Aim —
Each entry below should be returned exactly as is, with the pictures removed.

Supplied records —
—————

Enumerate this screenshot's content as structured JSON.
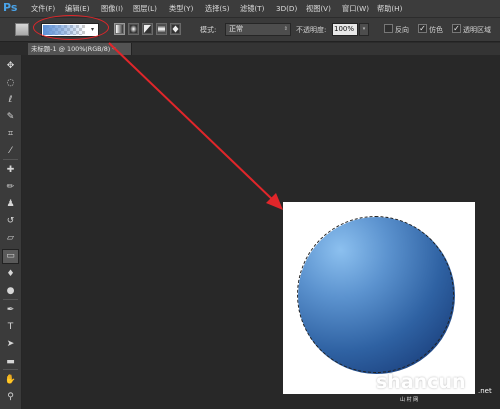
{
  "app": {
    "logo": "Ps"
  },
  "menubar": {
    "items": [
      "文件(F)",
      "编辑(E)",
      "图像(I)",
      "图层(L)",
      "类型(Y)",
      "选择(S)",
      "滤镜(T)",
      "3D(D)",
      "视图(V)",
      "窗口(W)",
      "帮助(H)"
    ]
  },
  "options": {
    "gradient_caret": "▾",
    "mode_label": "模式:",
    "mode_value": "正常",
    "mode_caret": "⇕",
    "opacity_label": "不透明度:",
    "opacity_value": "100%",
    "opacity_caret": "▾",
    "reverse_label": "反向",
    "dither_label": "仿色",
    "transparency_label": "透明区域",
    "reverse_checked": false,
    "dither_checked": true,
    "transparency_checked": true,
    "check_glyph": "✓"
  },
  "document_tab": {
    "title": "未标题-1 @ 100%(RGB/8) *",
    "close": "×"
  },
  "toolbar": {
    "tools": [
      {
        "icon": "move-icon",
        "glyph": "✥"
      },
      {
        "icon": "marquee-icon",
        "glyph": "◌"
      },
      {
        "icon": "lasso-icon",
        "glyph": "ℓ"
      },
      {
        "icon": "quick-select-icon",
        "glyph": "✎"
      },
      {
        "icon": "crop-icon",
        "glyph": "⌗"
      },
      {
        "icon": "eyedropper-icon",
        "glyph": "⁄"
      },
      {
        "icon": "healing-brush-icon",
        "glyph": "✚"
      },
      {
        "icon": "brush-icon",
        "glyph": "✏"
      },
      {
        "icon": "clone-stamp-icon",
        "glyph": "♟"
      },
      {
        "icon": "history-brush-icon",
        "glyph": "↺"
      },
      {
        "icon": "eraser-icon",
        "glyph": "▱"
      },
      {
        "icon": "gradient-icon",
        "glyph": "▭"
      },
      {
        "icon": "blur-icon",
        "glyph": "♦"
      },
      {
        "icon": "dodge-icon",
        "glyph": "●"
      },
      {
        "icon": "pen-icon",
        "glyph": "✒"
      },
      {
        "icon": "type-icon",
        "glyph": "T"
      },
      {
        "icon": "path-select-icon",
        "glyph": "➤"
      },
      {
        "icon": "shape-icon",
        "glyph": "▬"
      },
      {
        "icon": "hand-icon",
        "glyph": "✋"
      },
      {
        "icon": "zoom-icon",
        "glyph": "⚲"
      }
    ],
    "active_index": 11
  },
  "canvas": {
    "sphere_color_light": "#8cc0ef",
    "sphere_color_dark": "#112f6a"
  },
  "annotation": {
    "color": "#e0262a"
  },
  "watermark": {
    "brand": "shancun",
    "tld": ".net",
    "subtitle": "山 村 网"
  }
}
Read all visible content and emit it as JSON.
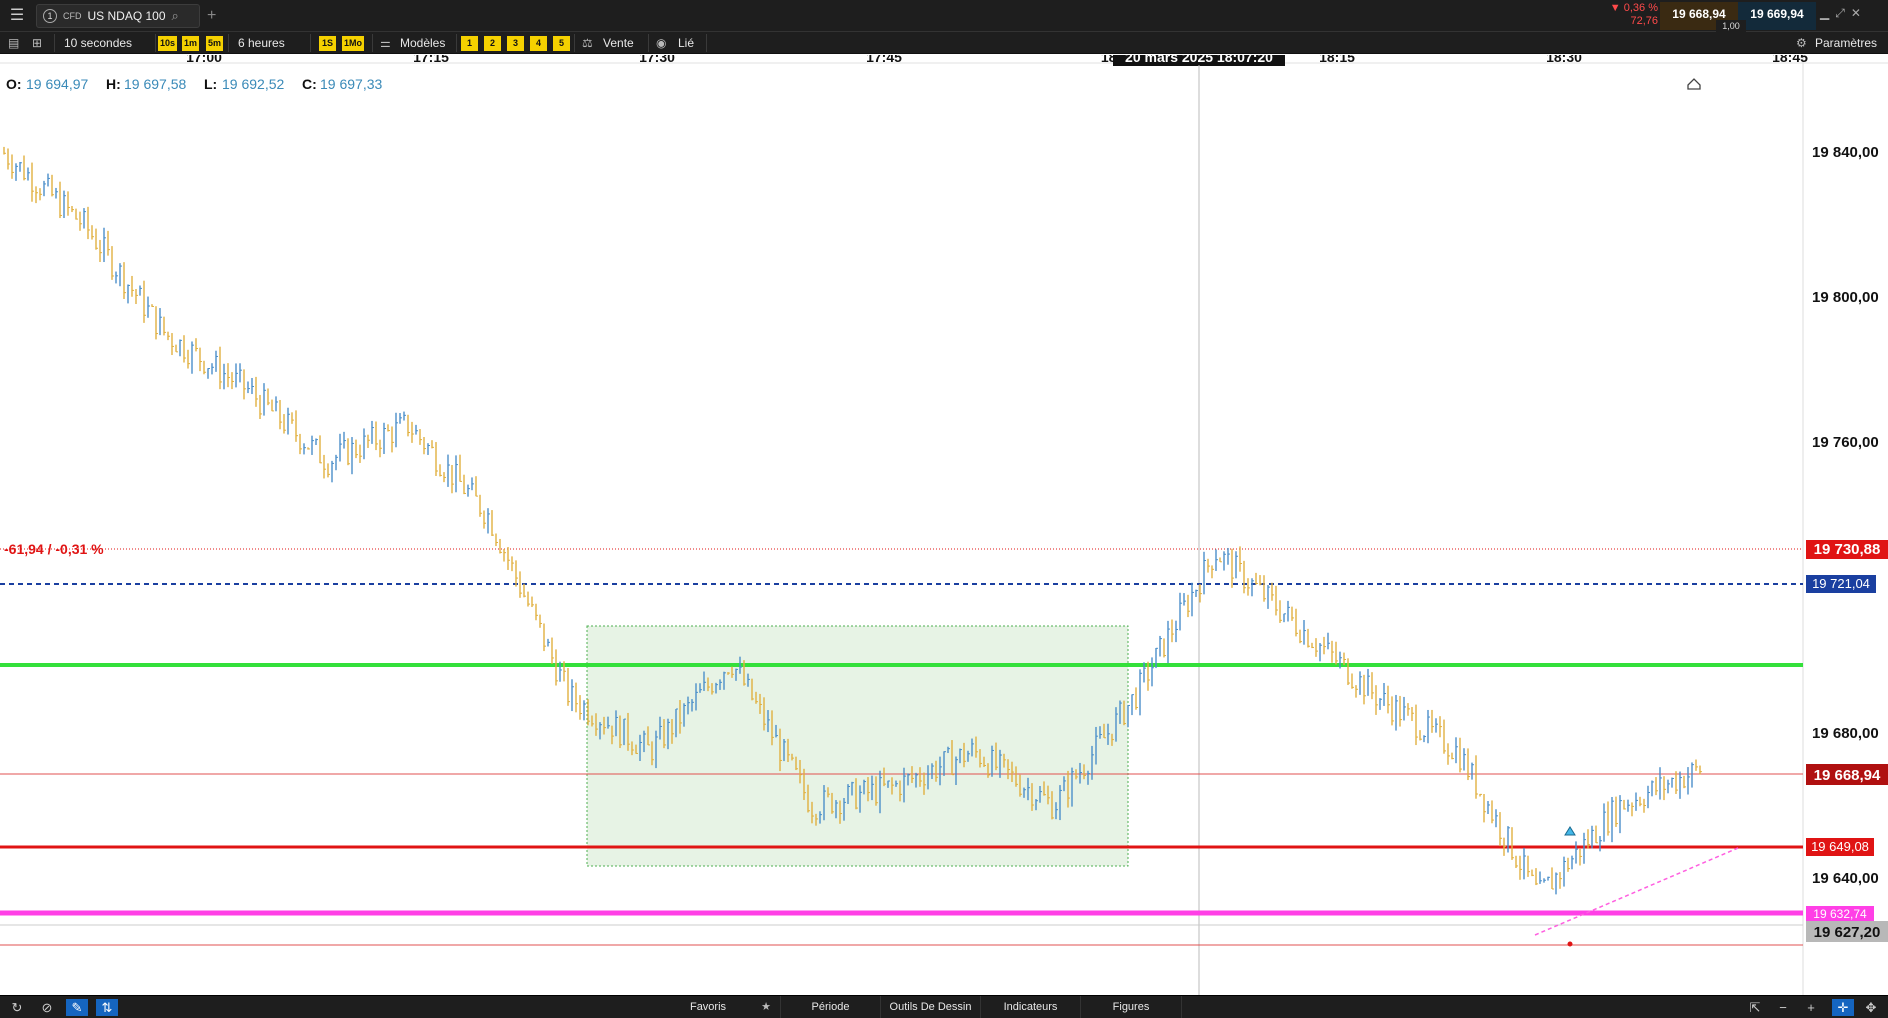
{
  "topbar": {
    "tab_number": "1",
    "instrument_type": "CFD",
    "instrument_name": "US NDAQ 100",
    "change_percent": "▼ 0,36 %",
    "change_points": "72,76",
    "sell_price": "19 668,94",
    "buy_price": "19 669,94",
    "spread": "1,00"
  },
  "toolbar": {
    "interval": "10 secondes",
    "range": "6 heures",
    "quick_intervals": [
      "10s",
      "1m",
      "5m"
    ],
    "quick_ranges": [
      "1S",
      "1Mo"
    ],
    "templates_label": "Modèles",
    "template_slots": [
      "1",
      "2",
      "3",
      "4",
      "5"
    ],
    "price_type": "Vente",
    "linked_label": "Lié",
    "settings_label": "Paramètres"
  },
  "chart": {
    "time_labels": [
      "17:00",
      "17:15",
      "17:30",
      "17:45",
      "18:15",
      "18:30",
      "18:45"
    ],
    "crosshair_label": "20 mars 2025 18:07:20",
    "ohlc": {
      "o_label": "O:",
      "o_value": "19 694,97",
      "h_label": "H:",
      "h_value": "19 697,58",
      "l_label": "L:",
      "l_value": "19 692,52",
      "c_label": "C:",
      "c_value": "19 697,33"
    },
    "price_labels": [
      "19 840,00",
      "19 800,00",
      "19 760,00",
      "19 680,00",
      "19 640,00"
    ],
    "reference_change": "-61,94 / -0,31 %",
    "tags": {
      "reference": "19 730,88",
      "order": "19 721,04",
      "current": "19 668,94",
      "support": "19 649,08",
      "magenta": "19 632,74",
      "low": "19 627,20"
    },
    "colors": {
      "reference": "#e01414",
      "order": "#1a3fa0",
      "green_line": "#33e03a",
      "support": "#e01414",
      "magenta": "#ff3fe6",
      "bull": "#4b8fc9",
      "bear": "#e0b040"
    }
  },
  "chart_data": {
    "type": "candlestick",
    "x": [
      "16:55",
      "17:00",
      "17:05",
      "17:10",
      "17:15",
      "17:20",
      "17:25",
      "17:30",
      "17:35",
      "17:40",
      "17:45",
      "17:50",
      "17:55",
      "18:00",
      "18:05",
      "18:10",
      "18:15",
      "18:20",
      "18:25",
      "18:30",
      "18:35",
      "18:40"
    ],
    "close": [
      19840,
      19820,
      19790,
      19775,
      19755,
      19765,
      19740,
      19690,
      19675,
      19700,
      19660,
      19665,
      19675,
      19660,
      19690,
      19730,
      19710,
      19690,
      19675,
      19635,
      19660,
      19670
    ],
    "ylim": [
      19610,
      19860
    ],
    "price_axis": [
      19840,
      19800,
      19760,
      19680,
      19640
    ],
    "range_box": {
      "start": "17:29",
      "end": "18:06",
      "high": 19710,
      "low": 19660
    }
  },
  "bottombar": {
    "favorites": "Favoris",
    "period": "Période",
    "drawing_tools": "Outils De Dessin",
    "indicators": "Indicateurs",
    "figures": "Figures"
  }
}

—————

Answer to this problem —
Enumerate this screenshot's content as structured JSON.
{
  "app": {
    "logo": "Ps"
  },
  "menubar": {
    "items": [
      "文件(F)",
      "编辑(E)",
      "图像(I)",
      "图层(L)",
      "类型(Y)",
      "选择(S)",
      "滤镜(T)",
      "3D(D)",
      "视图(V)",
      "窗口(W)",
      "帮助(H)"
    ]
  },
  "options": {
    "gradient_caret": "▾",
    "mode_label": "模式:",
    "mode_value": "正常",
    "mode_caret": "⇕",
    "opacity_label": "不透明度:",
    "opacity_value": "100%",
    "opacity_caret": "▾",
    "reverse_label": "反向",
    "dither_label": "仿色",
    "transparency_label": "透明区域",
    "reverse_checked": false,
    "dither_checked": true,
    "transparency_checked": true,
    "check_glyph": "✓"
  },
  "document_tab": {
    "title": "未标题-1 @ 100%(RGB/8) *",
    "close": "×"
  },
  "toolbar": {
    "tools": [
      {
        "icon": "move-icon",
        "glyph": "✥"
      },
      {
        "icon": "marquee-icon",
        "glyph": "◌"
      },
      {
        "icon": "lasso-icon",
        "glyph": "ℓ"
      },
      {
        "icon": "quick-select-icon",
        "glyph": "✎"
      },
      {
        "icon": "crop-icon",
        "glyph": "⌗"
      },
      {
        "icon": "eyedropper-icon",
        "glyph": "⁄"
      },
      {
        "icon": "healing-brush-icon",
        "glyph": "✚"
      },
      {
        "icon": "brush-icon",
        "glyph": "✏"
      },
      {
        "icon": "clone-stamp-icon",
        "glyph": "♟"
      },
      {
        "icon": "history-brush-icon",
        "glyph": "↺"
      },
      {
        "icon": "eraser-icon",
        "glyph": "▱"
      },
      {
        "icon": "gradient-icon",
        "glyph": "▭"
      },
      {
        "icon": "blur-icon",
        "glyph": "♦"
      },
      {
        "icon": "dodge-icon",
        "glyph": "●"
      },
      {
        "icon": "pen-icon",
        "glyph": "✒"
      },
      {
        "icon": "type-icon",
        "glyph": "T"
      },
      {
        "icon": "path-select-icon",
        "glyph": "➤"
      },
      {
        "icon": "shape-icon",
        "glyph": "▬"
      },
      {
        "icon": "hand-icon",
        "glyph": "✋"
      },
      {
        "icon": "zoom-icon",
        "glyph": "⚲"
      }
    ],
    "active_index": 11
  },
  "canvas": {
    "sphere_color_light": "#8cc0ef",
    "sphere_color_dark": "#112f6a"
  },
  "annotation": {
    "color": "#e0262a"
  },
  "watermark": {
    "brand": "shancun",
    "tld": ".net",
    "subtitle": "山 村 网"
  }
}
Read all visible content and emit it as JSON.
{
  "topbar": {
    "tab_number": "1",
    "instrument_type": "CFD",
    "instrument_name": "US NDAQ 100",
    "change_percent": "▼ 0,36 %",
    "change_points": "72,76",
    "sell_price": "19 668,94",
    "buy_price": "19 669,94",
    "spread": "1,00"
  },
  "toolbar": {
    "interval": "10 secondes",
    "range": "6 heures",
    "quick_intervals": [
      "10s",
      "1m",
      "5m"
    ],
    "quick_ranges": [
      "1S",
      "1Mo"
    ],
    "templates_label": "Modèles",
    "template_slots": [
      "1",
      "2",
      "3",
      "4",
      "5"
    ],
    "price_type": "Vente",
    "linked_label": "Lié",
    "settings_label": "Paramètres"
  },
  "chart": {
    "time_labels": [
      "17:00",
      "17:15",
      "17:30",
      "17:45",
      "18:15",
      "18:30",
      "18:45"
    ],
    "crosshair_label": "20 mars 2025 18:07:20",
    "ohlc": {
      "o_label": "O:",
      "o_value": "19 694,97",
      "h_label": "H:",
      "h_value": "19 697,58",
      "l_label": "L:",
      "l_value": "19 692,52",
      "c_label": "C:",
      "c_value": "19 697,33"
    },
    "price_labels": [
      "19 840,00",
      "19 800,00",
      "19 760,00",
      "19 680,00",
      "19 640,00"
    ],
    "reference_change": "-61,94 / -0,31 %",
    "tags": {
      "reference": "19 730,88",
      "order": "19 721,04",
      "current": "19 668,94",
      "support": "19 649,08",
      "magenta": "19 632,74",
      "low": "19 627,20"
    },
    "colors": {
      "reference": "#e01414",
      "order": "#1a3fa0",
      "green_line": "#33e03a",
      "support": "#e01414",
      "magenta": "#ff3fe6",
      "bull": "#4b8fc9",
      "bear": "#e0b040"
    }
  },
  "chart_data": {
    "type": "candlestick",
    "x": [
      "16:55",
      "17:00",
      "17:05",
      "17:10",
      "17:15",
      "17:20",
      "17:25",
      "17:30",
      "17:35",
      "17:40",
      "17:45",
      "17:50",
      "17:55",
      "18:00",
      "18:05",
      "18:10",
      "18:15",
      "18:20",
      "18:25",
      "18:30",
      "18:35",
      "18:40"
    ],
    "close": [
      19840,
      19820,
      19790,
      19775,
      19755,
      19765,
      19740,
      19690,
      19675,
      19700,
      19660,
      19665,
      19675,
      19660,
      19690,
      19730,
      19710,
      19690,
      19675,
      19635,
      19660,
      19670
    ],
    "ylim": [
      19610,
      19860
    ],
    "price_axis": [
      19840,
      19800,
      19760,
      19680,
      19640
    ],
    "range_box": {
      "start": "17:29",
      "end": "18:06",
      "high": 19710,
      "low": 19660
    }
  },
  "bottombar": {
    "favorites": "Favoris",
    "period": "Période",
    "drawing_tools": "Outils De Dessin",
    "indicators": "Indicateurs",
    "figures": "Figures"
  }
}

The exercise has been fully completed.